Given instruction:
Search the material below for the word "других" and copy every line in which it occurs.

Dataset rows:
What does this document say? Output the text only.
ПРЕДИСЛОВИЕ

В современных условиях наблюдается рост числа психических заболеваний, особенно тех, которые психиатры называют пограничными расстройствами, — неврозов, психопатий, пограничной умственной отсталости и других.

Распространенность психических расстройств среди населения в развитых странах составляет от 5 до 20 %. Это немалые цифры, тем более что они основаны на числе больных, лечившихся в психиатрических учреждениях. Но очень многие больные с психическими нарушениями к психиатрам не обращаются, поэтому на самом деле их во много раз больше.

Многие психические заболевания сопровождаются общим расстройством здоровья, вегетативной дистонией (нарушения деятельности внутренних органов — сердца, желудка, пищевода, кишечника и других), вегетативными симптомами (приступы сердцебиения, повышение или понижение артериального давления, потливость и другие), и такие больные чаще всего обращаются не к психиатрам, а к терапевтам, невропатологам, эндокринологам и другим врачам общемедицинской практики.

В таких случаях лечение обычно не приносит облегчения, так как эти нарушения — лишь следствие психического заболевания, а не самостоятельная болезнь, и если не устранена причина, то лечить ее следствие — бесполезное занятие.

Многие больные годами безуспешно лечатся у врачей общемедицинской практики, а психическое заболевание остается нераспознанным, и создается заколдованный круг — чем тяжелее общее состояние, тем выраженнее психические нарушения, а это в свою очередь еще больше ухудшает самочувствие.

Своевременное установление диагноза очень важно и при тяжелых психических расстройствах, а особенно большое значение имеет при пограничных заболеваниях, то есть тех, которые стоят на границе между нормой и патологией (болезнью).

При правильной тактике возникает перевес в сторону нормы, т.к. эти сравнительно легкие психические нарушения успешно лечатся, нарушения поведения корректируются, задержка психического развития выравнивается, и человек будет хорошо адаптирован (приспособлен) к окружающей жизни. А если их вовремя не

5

Task output:
В современных условиях наблюдается рост числа психических заболеваний, особенно тех, которые психиатры называют пограничными расстройствами, — неврозов, психопатий, пограничной умственной отсталости и других.
Многие психические заболевания сопровождаются общим расстройством здоровья, вегетативной дистонией (нарушения деятельности внутренних органов — сердца, желудка, пищевода, кишечника и других), вегетативными симптомами (приступы сердцебиения, повышение или понижение артериального давления, потливость и другие), и такие больные чаще всего обращаются не к психиатрам, а к терапевтам, невропатологам, эндокринологам и другим врачам общемедицинской практики.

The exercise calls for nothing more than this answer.